| Stored records |
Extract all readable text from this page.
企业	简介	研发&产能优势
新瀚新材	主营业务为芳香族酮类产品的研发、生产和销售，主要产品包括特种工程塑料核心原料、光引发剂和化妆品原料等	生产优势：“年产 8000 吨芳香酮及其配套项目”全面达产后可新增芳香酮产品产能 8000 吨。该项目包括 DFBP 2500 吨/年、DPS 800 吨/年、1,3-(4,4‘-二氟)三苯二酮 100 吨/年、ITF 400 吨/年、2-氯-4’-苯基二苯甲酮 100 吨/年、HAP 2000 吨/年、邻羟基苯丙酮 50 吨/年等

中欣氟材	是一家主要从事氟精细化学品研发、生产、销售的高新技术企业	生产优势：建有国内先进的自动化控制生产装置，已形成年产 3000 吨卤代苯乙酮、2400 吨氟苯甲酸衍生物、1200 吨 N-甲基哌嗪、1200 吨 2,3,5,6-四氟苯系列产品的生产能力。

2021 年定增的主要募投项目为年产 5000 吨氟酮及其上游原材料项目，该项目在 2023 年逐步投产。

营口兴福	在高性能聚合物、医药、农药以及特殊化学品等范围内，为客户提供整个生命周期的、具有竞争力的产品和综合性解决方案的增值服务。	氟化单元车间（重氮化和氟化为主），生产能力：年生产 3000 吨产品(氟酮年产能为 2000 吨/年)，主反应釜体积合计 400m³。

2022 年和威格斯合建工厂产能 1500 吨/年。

| Task instructions |
Each line of the listing should be copied exactly.

| Output below |
Extract all readable text from this page.
企业	简介	研发&产能优势
新瀚新材	主营业务为芳香族酮类产品的研发、生产和销售，主要产品包括特种工程塑料核心原料、光引发剂和化妆品原料等	生产优势：“年产 8000 吨芳香酮及其配套项目”全面达产后可新增芳香酮产品产能 8000 吨。该项目包括 DFBP 2500 吨/年、DPS 800 吨/年、1,3-(4,4‘-二氟)三苯二酮 100 吨/年、ITF 400 吨/年、2-氯-4’-苯基二苯甲酮 100 吨/年、HAP 2000 吨/年、邻羟基苯丙酮 50 吨/年等

中欣氟材	是一家主要从事氟精细化学品研发、生产、销售的高新技术企业	生产优势：建有国内先进的自动化控制生产装置，已形成年产 3000 吨卤代苯乙酮、2400 吨氟苯甲酸衍生物、1200 吨 N-甲基哌嗪、1200 吨 2,3,5,6-四氟苯系列产品的生产能力。

2021 年定增的主要募投项目为年产 5000 吨氟酮及其上游原材料项目，该项目在 2023 年逐步投产。

营口兴福	在高性能聚合物、医药、农药以及特殊化学品等范围内，为客户提供整个生命周期的、具有竞争力的产品和综合性解决方案的增值服务。	氟化单元车间（重氮化和氟化为主），生产能力：年生产 3000 吨产品(氟酮年产能为 2000 吨/年)，主反应釜体积合计 400m³。

2022 年和威格斯合建工厂产能 1500 吨/年。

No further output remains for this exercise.